■ Problem details: Using the post on Free Software and X applications, answer yes or no to each statement and quote the deciding words: 1. The writer uses fvwm. 2. Noteworthy Composer runs on systems other than Windows. 3. Opera is free software.

==== Selected extract

The problem is that /at the moment/ there are a lot of people to whom I
can't recommend Free Software because they won't be able to use it -- or
they will take years to do the simplest thing.  Like someone said about
Flash and the like, it is possible to write it using vi (or Notepad on a
'doze system) but it will take far longer than the user can afford.  And
that for most people is the critical point, if it's something they can't
use productively then it doesn't matter that it's 'free' (in any sense),
they will look for commercial alternatives.  And what is worse, they'll
tell everyone else "it's rubbish, it didn't do what I needed".

> > As another example, I really want a version of Visual Basic, or
> > something as easy to use, for X.  I want to be able to knock up simple X
> > GUI apps without having to code in all the position stuff, message loops
> > etc., I want to just say "I want a button <here>" then right-click to
> > get to the code for that button with whatever events it handles.  And
> > before people say "If you want it then write it", the whole point is
> > that if I knew enough about X programming to write it I wouldn't need
> > the thing!
> 
> You might want to take a look at Glade if Gtk/Gnome applications are what 
> you're after. KDevelop performs a similar function for Qt/KDE. Neither are 
> turnkey application generators but they remove a lot of the drudgery.

Glade doesn't seem to work properly without Gnome, ditto KDevelop with
KDE.  I use fvwm (and that's another rant, having applications which
depend on a specific window manager is asking for trouble).  I want
something which will create straight X applications, not ones tailored
to a specific WM.  (And another common thing with X applications --
where are the keyboard shortcuts?  Far too many of them assume GUI =>
pointing device, and forget about keyboard shortcuts, which is something
even MS are not bad at.  OpenOffice/StarOffice isn't bad, Opera
(non-free) is very good (both available for Windoze as well), and the
very best I've seen is Noteworthy Composer -- Windoze only.)

========
==== Dataset

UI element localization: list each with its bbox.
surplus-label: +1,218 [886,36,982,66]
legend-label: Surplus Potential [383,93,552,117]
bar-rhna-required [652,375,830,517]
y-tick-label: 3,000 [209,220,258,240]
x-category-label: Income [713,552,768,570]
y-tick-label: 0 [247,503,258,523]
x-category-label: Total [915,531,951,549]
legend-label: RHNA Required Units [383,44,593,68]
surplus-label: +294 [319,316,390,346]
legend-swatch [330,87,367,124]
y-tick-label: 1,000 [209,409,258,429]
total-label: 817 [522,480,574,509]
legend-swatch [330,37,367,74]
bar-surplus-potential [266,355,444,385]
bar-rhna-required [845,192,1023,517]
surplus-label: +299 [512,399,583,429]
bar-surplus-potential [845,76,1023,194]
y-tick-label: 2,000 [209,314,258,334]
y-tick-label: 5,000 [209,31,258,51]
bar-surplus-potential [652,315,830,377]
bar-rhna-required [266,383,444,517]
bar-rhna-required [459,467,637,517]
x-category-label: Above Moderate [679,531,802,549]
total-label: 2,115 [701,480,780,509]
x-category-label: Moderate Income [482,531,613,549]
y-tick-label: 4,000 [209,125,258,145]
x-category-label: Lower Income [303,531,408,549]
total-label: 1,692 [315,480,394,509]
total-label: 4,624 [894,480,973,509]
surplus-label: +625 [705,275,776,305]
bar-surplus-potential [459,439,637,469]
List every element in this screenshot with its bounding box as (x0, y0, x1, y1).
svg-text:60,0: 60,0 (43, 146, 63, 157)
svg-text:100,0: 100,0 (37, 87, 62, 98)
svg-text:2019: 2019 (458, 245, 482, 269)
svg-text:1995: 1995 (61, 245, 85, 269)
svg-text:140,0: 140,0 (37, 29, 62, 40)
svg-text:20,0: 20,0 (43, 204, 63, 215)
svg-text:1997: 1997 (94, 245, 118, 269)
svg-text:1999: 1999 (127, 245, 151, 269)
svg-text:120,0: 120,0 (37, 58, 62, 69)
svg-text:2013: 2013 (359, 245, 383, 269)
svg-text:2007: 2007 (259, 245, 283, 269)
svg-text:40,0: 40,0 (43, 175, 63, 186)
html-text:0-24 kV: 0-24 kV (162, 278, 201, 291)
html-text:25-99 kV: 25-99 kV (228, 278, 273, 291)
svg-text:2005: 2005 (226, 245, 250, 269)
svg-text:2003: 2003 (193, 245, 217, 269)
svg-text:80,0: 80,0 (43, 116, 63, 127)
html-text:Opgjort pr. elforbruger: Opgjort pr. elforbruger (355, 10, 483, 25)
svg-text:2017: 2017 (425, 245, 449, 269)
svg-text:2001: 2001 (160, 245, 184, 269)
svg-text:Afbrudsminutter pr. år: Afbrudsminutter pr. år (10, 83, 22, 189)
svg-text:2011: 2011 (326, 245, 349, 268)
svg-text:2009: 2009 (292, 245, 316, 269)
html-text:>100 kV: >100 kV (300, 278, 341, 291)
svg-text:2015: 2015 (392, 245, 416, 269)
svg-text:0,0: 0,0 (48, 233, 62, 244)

========

■ Response box:
1. Yes: "I use fvwm"
2. No: "Noteworthy Composer -- Windoze only."
3. No: "(non-free)"